--- begin Material provided ---

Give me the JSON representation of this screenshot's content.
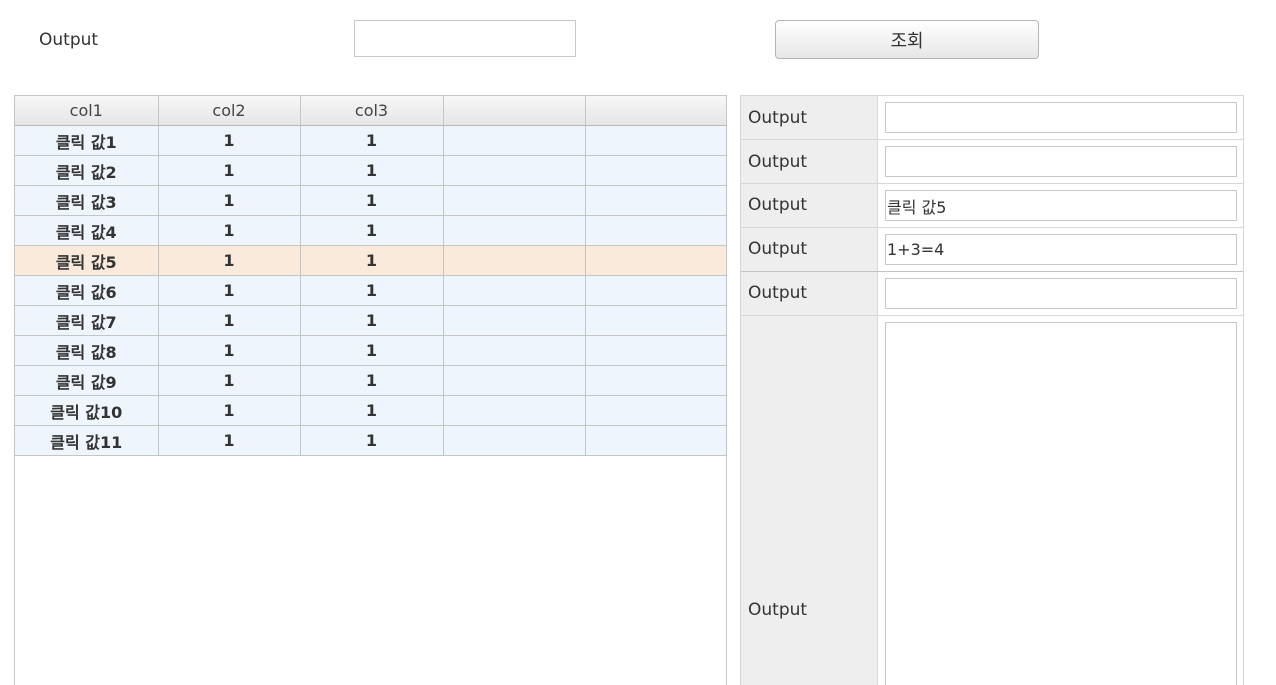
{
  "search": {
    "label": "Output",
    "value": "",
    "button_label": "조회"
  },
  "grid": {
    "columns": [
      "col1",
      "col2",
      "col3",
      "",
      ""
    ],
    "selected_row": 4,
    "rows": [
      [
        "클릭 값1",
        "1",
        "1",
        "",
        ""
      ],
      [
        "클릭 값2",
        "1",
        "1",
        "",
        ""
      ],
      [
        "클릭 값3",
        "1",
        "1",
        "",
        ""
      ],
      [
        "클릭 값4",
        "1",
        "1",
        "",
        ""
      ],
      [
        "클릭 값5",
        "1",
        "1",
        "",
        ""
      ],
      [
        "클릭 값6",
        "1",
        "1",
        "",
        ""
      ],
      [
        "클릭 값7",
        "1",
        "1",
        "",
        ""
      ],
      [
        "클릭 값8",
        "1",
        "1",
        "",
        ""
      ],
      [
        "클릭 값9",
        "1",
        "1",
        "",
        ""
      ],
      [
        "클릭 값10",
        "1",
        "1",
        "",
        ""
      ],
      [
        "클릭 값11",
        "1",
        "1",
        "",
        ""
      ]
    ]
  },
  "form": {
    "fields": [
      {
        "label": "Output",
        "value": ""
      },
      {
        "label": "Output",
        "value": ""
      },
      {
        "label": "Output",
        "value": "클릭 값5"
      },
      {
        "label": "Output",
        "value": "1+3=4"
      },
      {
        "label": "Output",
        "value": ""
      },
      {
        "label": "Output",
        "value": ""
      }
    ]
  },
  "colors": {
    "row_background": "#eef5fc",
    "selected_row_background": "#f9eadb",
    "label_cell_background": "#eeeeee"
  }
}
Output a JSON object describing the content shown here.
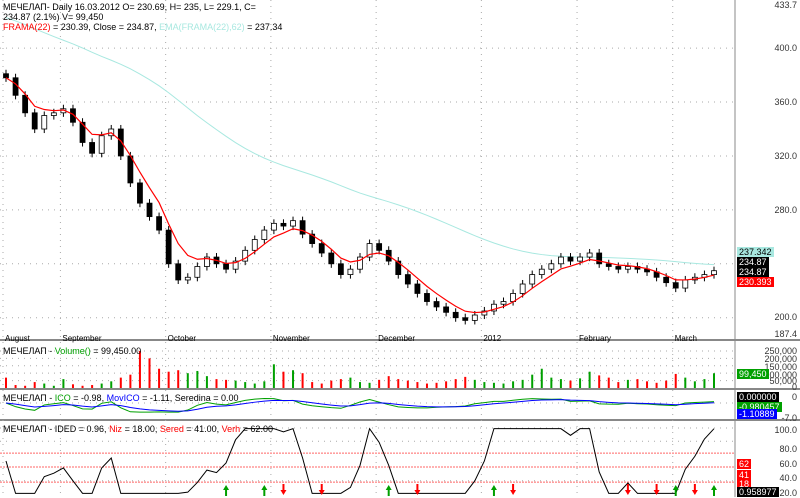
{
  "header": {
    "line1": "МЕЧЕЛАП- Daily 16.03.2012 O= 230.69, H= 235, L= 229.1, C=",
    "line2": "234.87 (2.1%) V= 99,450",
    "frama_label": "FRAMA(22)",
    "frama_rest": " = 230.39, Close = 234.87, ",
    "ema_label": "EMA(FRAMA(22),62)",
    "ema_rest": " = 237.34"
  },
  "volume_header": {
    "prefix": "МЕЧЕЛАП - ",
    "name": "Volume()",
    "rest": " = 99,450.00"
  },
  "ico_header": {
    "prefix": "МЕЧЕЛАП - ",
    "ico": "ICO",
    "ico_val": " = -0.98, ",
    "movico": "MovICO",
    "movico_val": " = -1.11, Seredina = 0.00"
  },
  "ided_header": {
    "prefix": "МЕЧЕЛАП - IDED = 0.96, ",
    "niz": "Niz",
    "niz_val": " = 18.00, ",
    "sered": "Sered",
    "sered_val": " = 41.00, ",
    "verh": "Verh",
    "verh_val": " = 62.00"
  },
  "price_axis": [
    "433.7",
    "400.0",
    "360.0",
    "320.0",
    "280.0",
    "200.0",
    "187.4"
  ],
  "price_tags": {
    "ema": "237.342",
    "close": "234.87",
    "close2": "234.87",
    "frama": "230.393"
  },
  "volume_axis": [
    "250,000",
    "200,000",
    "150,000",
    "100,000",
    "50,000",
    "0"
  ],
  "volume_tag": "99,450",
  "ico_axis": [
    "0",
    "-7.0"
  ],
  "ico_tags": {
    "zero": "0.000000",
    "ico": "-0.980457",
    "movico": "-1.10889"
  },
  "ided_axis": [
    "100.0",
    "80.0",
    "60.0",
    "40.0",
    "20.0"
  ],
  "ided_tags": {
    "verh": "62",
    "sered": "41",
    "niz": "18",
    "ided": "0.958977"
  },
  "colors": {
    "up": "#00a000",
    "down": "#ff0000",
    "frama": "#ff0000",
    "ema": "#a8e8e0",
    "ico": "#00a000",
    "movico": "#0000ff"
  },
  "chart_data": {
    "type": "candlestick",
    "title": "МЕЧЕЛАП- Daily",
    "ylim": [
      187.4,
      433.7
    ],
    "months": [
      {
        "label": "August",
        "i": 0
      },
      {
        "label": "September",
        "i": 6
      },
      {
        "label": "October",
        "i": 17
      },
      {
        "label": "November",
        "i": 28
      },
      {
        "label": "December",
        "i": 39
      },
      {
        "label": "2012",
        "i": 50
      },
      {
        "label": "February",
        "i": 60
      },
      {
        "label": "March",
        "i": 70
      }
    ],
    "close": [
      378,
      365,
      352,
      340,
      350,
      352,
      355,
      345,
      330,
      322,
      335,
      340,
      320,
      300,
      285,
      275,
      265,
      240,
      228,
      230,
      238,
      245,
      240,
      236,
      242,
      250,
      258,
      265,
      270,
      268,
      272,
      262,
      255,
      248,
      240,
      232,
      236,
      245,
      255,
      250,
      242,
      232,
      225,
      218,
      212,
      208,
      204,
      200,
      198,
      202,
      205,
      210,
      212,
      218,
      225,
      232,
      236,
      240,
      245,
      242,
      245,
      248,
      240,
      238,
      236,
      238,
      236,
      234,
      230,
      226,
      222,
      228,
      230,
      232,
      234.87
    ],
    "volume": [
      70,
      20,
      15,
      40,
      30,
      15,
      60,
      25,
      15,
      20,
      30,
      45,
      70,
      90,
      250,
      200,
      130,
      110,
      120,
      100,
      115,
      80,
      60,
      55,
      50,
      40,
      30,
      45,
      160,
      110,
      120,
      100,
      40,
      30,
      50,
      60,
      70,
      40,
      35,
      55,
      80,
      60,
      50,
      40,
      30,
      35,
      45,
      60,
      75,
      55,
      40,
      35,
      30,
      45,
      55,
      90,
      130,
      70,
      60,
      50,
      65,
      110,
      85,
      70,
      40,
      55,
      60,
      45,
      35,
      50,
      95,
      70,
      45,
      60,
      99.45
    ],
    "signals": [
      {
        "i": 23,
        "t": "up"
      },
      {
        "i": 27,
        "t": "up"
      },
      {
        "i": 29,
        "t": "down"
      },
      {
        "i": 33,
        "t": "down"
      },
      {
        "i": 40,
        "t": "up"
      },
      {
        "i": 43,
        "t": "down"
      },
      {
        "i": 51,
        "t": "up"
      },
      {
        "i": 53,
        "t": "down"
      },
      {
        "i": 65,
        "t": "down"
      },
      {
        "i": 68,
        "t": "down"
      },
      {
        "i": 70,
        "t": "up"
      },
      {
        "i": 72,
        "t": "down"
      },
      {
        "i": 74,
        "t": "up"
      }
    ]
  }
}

--- end Material provided ---

What is being asked - Repeat the records above verbatim, with no pictures in the result.

Task answer -
Give me the JSON representation of this screenshot's content.
{
  "search": {
    "label": "Output",
    "value": "",
    "button_label": "조회"
  },
  "grid": {
    "columns": [
      "col1",
      "col2",
      "col3",
      "",
      ""
    ],
    "selected_row": 4,
    "rows": [
      [
        "클릭 값1",
        "1",
        "1",
        "",
        ""
      ],
      [
        "클릭 값2",
        "1",
        "1",
        "",
        ""
      ],
      [
        "클릭 값3",
        "1",
        "1",
        "",
        ""
      ],
      [
        "클릭 값4",
        "1",
        "1",
        "",
        ""
      ],
      [
        "클릭 값5",
        "1",
        "1",
        "",
        ""
      ],
      [
        "클릭 값6",
        "1",
        "1",
        "",
        ""
      ],
      [
        "클릭 값7",
        "1",
        "1",
        "",
        ""
      ],
      [
        "클릭 값8",
        "1",
        "1",
        "",
        ""
      ],
      [
        "클릭 값9",
        "1",
        "1",
        "",
        ""
      ],
      [
        "클릭 값10",
        "1",
        "1",
        "",
        ""
      ],
      [
        "클릭 값11",
        "1",
        "1",
        "",
        ""
      ]
    ]
  },
  "form": {
    "fields": [
      {
        "label": "Output",
        "value": ""
      },
      {
        "label": "Output",
        "value": ""
      },
      {
        "label": "Output",
        "value": "클릭 값5"
      },
      {
        "label": "Output",
        "value": "1+3=4"
      },
      {
        "label": "Output",
        "value": ""
      },
      {
        "label": "Output",
        "value": ""
      }
    ]
  },
  "colors": {
    "row_background": "#eef5fc",
    "selected_row_background": "#f9eadb",
    "label_cell_background": "#eeeeee"
  }
}
Output a JSON object describing the content shown here.
{
  "header": {
    "line1": "МЕЧЕЛАП- Daily 16.03.2012 O= 230.69, H= 235, L= 229.1, C=",
    "line2": "234.87 (2.1%) V= 99,450",
    "frama_label": "FRAMA(22)",
    "frama_rest": " = 230.39, Close = 234.87, ",
    "ema_label": "EMA(FRAMA(22),62)",
    "ema_rest": " = 237.34"
  },
  "volume_header": {
    "prefix": "МЕЧЕЛАП - ",
    "name": "Volume()",
    "rest": " = 99,450.00"
  },
  "ico_header": {
    "prefix": "МЕЧЕЛАП - ",
    "ico": "ICO",
    "ico_val": " = -0.98, ",
    "movico": "MovICO",
    "movico_val": " = -1.11, Seredina = 0.00"
  },
  "ided_header": {
    "prefix": "МЕЧЕЛАП - IDED = 0.96, ",
    "niz": "Niz",
    "niz_val": " = 18.00, ",
    "sered": "Sered",
    "sered_val": " = 41.00, ",
    "verh": "Verh",
    "verh_val": " = 62.00"
  },
  "price_axis": [
    "433.7",
    "400.0",
    "360.0",
    "320.0",
    "280.0",
    "200.0",
    "187.4"
  ],
  "price_tags": {
    "ema": "237.342",
    "close": "234.87",
    "close2": "234.87",
    "frama": "230.393"
  },
  "volume_axis": [
    "250,000",
    "200,000",
    "150,000",
    "100,000",
    "50,000",
    "0"
  ],
  "volume_tag": "99,450",
  "ico_axis": [
    "0",
    "-7.0"
  ],
  "ico_tags": {
    "zero": "0.000000",
    "ico": "-0.980457",
    "movico": "-1.10889"
  },
  "ided_axis": [
    "100.0",
    "80.0",
    "60.0",
    "40.0",
    "20.0"
  ],
  "ided_tags": {
    "verh": "62",
    "sered": "41",
    "niz": "18",
    "ided": "0.958977"
  },
  "colors": {
    "up": "#00a000",
    "down": "#ff0000",
    "frama": "#ff0000",
    "ema": "#a8e8e0",
    "ico": "#00a000",
    "movico": "#0000ff"
  },
  "chart_data": {
    "type": "candlestick",
    "title": "МЕЧЕЛАП- Daily",
    "ylim": [
      187.4,
      433.7
    ],
    "months": [
      {
        "label": "August",
        "i": 0
      },
      {
        "label": "September",
        "i": 6
      },
      {
        "label": "October",
        "i": 17
      },
      {
        "label": "November",
        "i": 28
      },
      {
        "label": "December",
        "i": 39
      },
      {
        "label": "2012",
        "i": 50
      },
      {
        "label": "February",
        "i": 60
      },
      {
        "label": "March",
        "i": 70
      }
    ],
    "close": [
      378,
      365,
      352,
      340,
      350,
      352,
      355,
      345,
      330,
      322,
      335,
      340,
      320,
      300,
      285,
      275,
      265,
      240,
      228,
      230,
      238,
      245,
      240,
      236,
      242,
      250,
      258,
      265,
      270,
      268,
      272,
      262,
      255,
      248,
      240,
      232,
      236,
      245,
      255,
      250,
      242,
      232,
      225,
      218,
      212,
      208,
      204,
      200,
      198,
      202,
      205,
      210,
      212,
      218,
      225,
      232,
      236,
      240,
      245,
      242,
      245,
      248,
      240,
      238,
      236,
      238,
      236,
      234,
      230,
      226,
      222,
      228,
      230,
      232,
      234.87
    ],
    "volume": [
      70,
      20,
      15,
      40,
      30,
      15,
      60,
      25,
      15,
      20,
      30,
      45,
      70,
      90,
      250,
      200,
      130,
      110,
      120,
      100,
      115,
      80,
      60,
      55,
      50,
      40,
      30,
      45,
      160,
      110,
      120,
      100,
      40,
      30,
      50,
      60,
      70,
      40,
      35,
      55,
      80,
      60,
      50,
      40,
      30,
      35,
      45,
      60,
      75,
      55,
      40,
      35,
      30,
      45,
      55,
      90,
      130,
      70,
      60,
      50,
      65,
      110,
      85,
      70,
      40,
      55,
      60,
      45,
      35,
      50,
      95,
      70,
      45,
      60,
      99.45
    ],
    "signals": [
      {
        "i": 23,
        "t": "up"
      },
      {
        "i": 27,
        "t": "up"
      },
      {
        "i": 29,
        "t": "down"
      },
      {
        "i": 33,
        "t": "down"
      },
      {
        "i": 40,
        "t": "up"
      },
      {
        "i": 43,
        "t": "down"
      },
      {
        "i": 51,
        "t": "up"
      },
      {
        "i": 53,
        "t": "down"
      },
      {
        "i": 65,
        "t": "down"
      },
      {
        "i": 68,
        "t": "down"
      },
      {
        "i": 70,
        "t": "up"
      },
      {
        "i": 72,
        "t": "down"
      },
      {
        "i": 74,
        "t": "up"
      }
    ]
  }
}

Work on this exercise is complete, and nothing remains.